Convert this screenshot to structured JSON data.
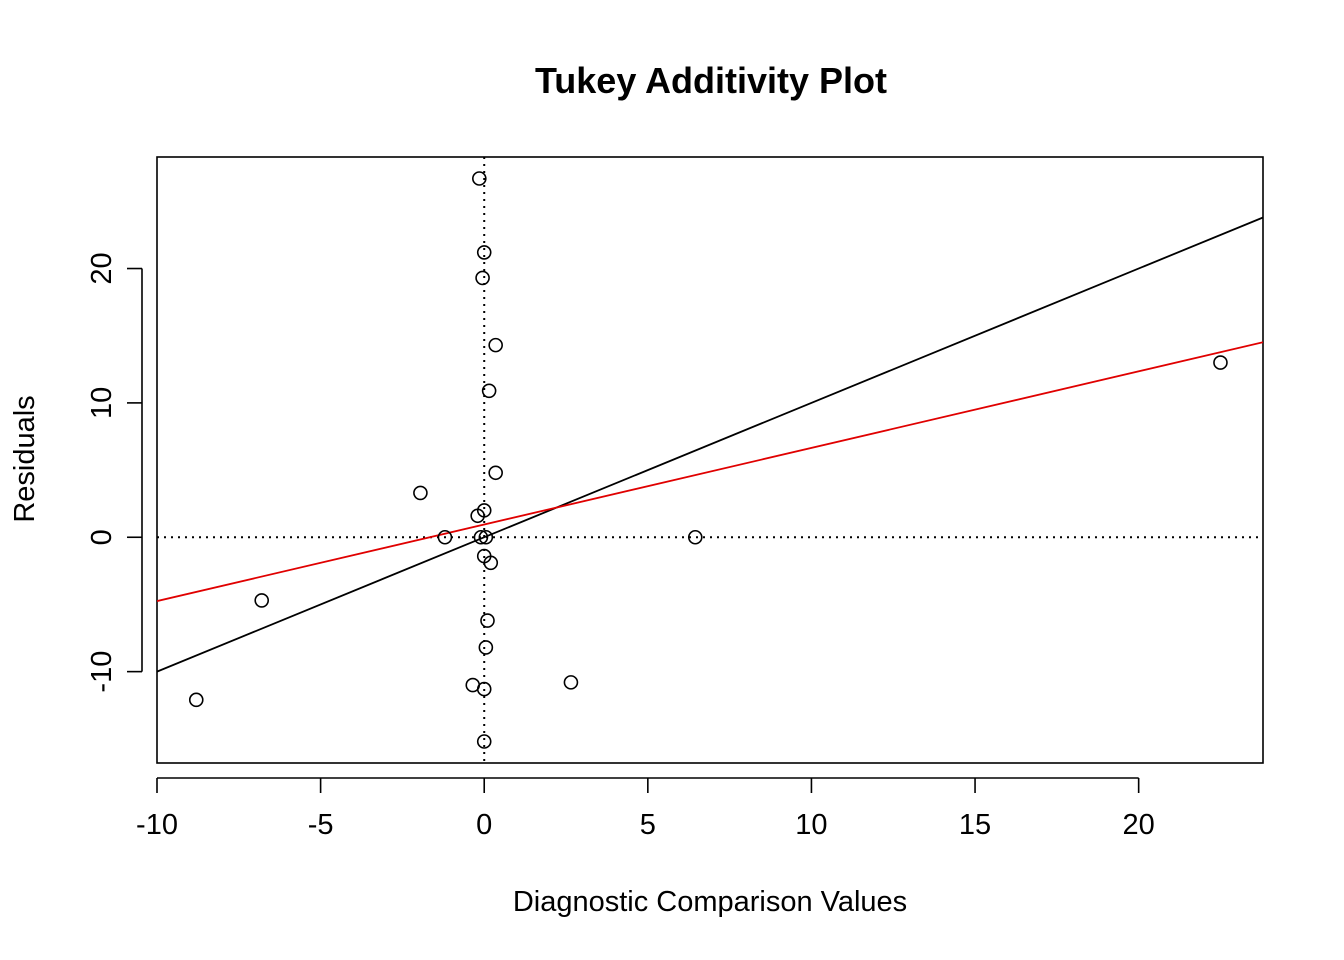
{
  "chart_data": {
    "type": "scatter",
    "title": "Tukey Additivity Plot",
    "xlabel": "Diagnostic Comparison Values",
    "ylabel": "Residuals",
    "xlim": [
      -10,
      23.8
    ],
    "ylim": [
      -16.8,
      28.3
    ],
    "xticks": [
      -10,
      -5,
      0,
      5,
      10,
      15,
      20
    ],
    "yticks": [
      -10,
      0,
      10,
      20
    ],
    "xtick_labels": [
      "-10",
      "-5",
      "0",
      "5",
      "10",
      "15",
      "20"
    ],
    "ytick_labels": [
      "-10",
      "0",
      "10",
      "20"
    ],
    "grid": false,
    "points": [
      {
        "x": -0.15,
        "y": 26.7
      },
      {
        "x": 0.0,
        "y": 21.2
      },
      {
        "x": -0.05,
        "y": 19.3
      },
      {
        "x": 0.35,
        "y": 14.3
      },
      {
        "x": 0.15,
        "y": 10.9
      },
      {
        "x": 0.35,
        "y": 4.8
      },
      {
        "x": -1.95,
        "y": 3.3
      },
      {
        "x": 0.0,
        "y": 2.0
      },
      {
        "x": -0.2,
        "y": 1.6
      },
      {
        "x": -1.2,
        "y": 0.0
      },
      {
        "x": -0.1,
        "y": 0.0
      },
      {
        "x": 0.05,
        "y": 0.0
      },
      {
        "x": 6.45,
        "y": 0.0
      },
      {
        "x": 0.0,
        "y": -1.4
      },
      {
        "x": 0.2,
        "y": -1.9
      },
      {
        "x": -6.8,
        "y": -4.7
      },
      {
        "x": 0.1,
        "y": -6.2
      },
      {
        "x": 0.05,
        "y": -8.2
      },
      {
        "x": -0.35,
        "y": -11.0
      },
      {
        "x": 0.0,
        "y": -11.3
      },
      {
        "x": 2.65,
        "y": -10.8
      },
      {
        "x": -8.8,
        "y": -12.1
      },
      {
        "x": 0.0,
        "y": -15.2
      },
      {
        "x": 22.5,
        "y": 13.0
      }
    ],
    "reference_lines": [
      {
        "kind": "vertical",
        "x": 0,
        "style": "dotted",
        "color": "#000000"
      },
      {
        "kind": "horizontal",
        "y": 0,
        "style": "dotted",
        "color": "#000000"
      }
    ],
    "fit_lines": [
      {
        "intercept": 0.0,
        "slope": 1.0,
        "color": "#000000"
      },
      {
        "intercept": 0.95,
        "slope": 0.57,
        "color": "#e00000"
      }
    ]
  }
}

### WHAT TO DO
Leaving out the pictures, repeat the data above exactly.

### TASK RESPONSE
Convert this screenshot to structured JSON data.
{
  "chart_data": {
    "type": "scatter",
    "title": "Tukey Additivity Plot",
    "xlabel": "Diagnostic Comparison Values",
    "ylabel": "Residuals",
    "xlim": [
      -10,
      23.8
    ],
    "ylim": [
      -16.8,
      28.3
    ],
    "xticks": [
      -10,
      -5,
      0,
      5,
      10,
      15,
      20
    ],
    "yticks": [
      -10,
      0,
      10,
      20
    ],
    "xtick_labels": [
      "-10",
      "-5",
      "0",
      "5",
      "10",
      "15",
      "20"
    ],
    "ytick_labels": [
      "-10",
      "0",
      "10",
      "20"
    ],
    "grid": false,
    "points": [
      {
        "x": -0.15,
        "y": 26.7
      },
      {
        "x": 0.0,
        "y": 21.2
      },
      {
        "x": -0.05,
        "y": 19.3
      },
      {
        "x": 0.35,
        "y": 14.3
      },
      {
        "x": 0.15,
        "y": 10.9
      },
      {
        "x": 0.35,
        "y": 4.8
      },
      {
        "x": -1.95,
        "y": 3.3
      },
      {
        "x": 0.0,
        "y": 2.0
      },
      {
        "x": -0.2,
        "y": 1.6
      },
      {
        "x": -1.2,
        "y": 0.0
      },
      {
        "x": -0.1,
        "y": 0.0
      },
      {
        "x": 0.05,
        "y": 0.0
      },
      {
        "x": 6.45,
        "y": 0.0
      },
      {
        "x": 0.0,
        "y": -1.4
      },
      {
        "x": 0.2,
        "y": -1.9
      },
      {
        "x": -6.8,
        "y": -4.7
      },
      {
        "x": 0.1,
        "y": -6.2
      },
      {
        "x": 0.05,
        "y": -8.2
      },
      {
        "x": -0.35,
        "y": -11.0
      },
      {
        "x": 0.0,
        "y": -11.3
      },
      {
        "x": 2.65,
        "y": -10.8
      },
      {
        "x": -8.8,
        "y": -12.1
      },
      {
        "x": 0.0,
        "y": -15.2
      },
      {
        "x": 22.5,
        "y": 13.0
      }
    ],
    "reference_lines": [
      {
        "kind": "vertical",
        "x": 0,
        "style": "dotted",
        "color": "#000000"
      },
      {
        "kind": "horizontal",
        "y": 0,
        "style": "dotted",
        "color": "#000000"
      }
    ],
    "fit_lines": [
      {
        "intercept": 0.0,
        "slope": 1.0,
        "color": "#000000"
      },
      {
        "intercept": 0.95,
        "slope": 0.57,
        "color": "#e00000"
      }
    ]
  }
}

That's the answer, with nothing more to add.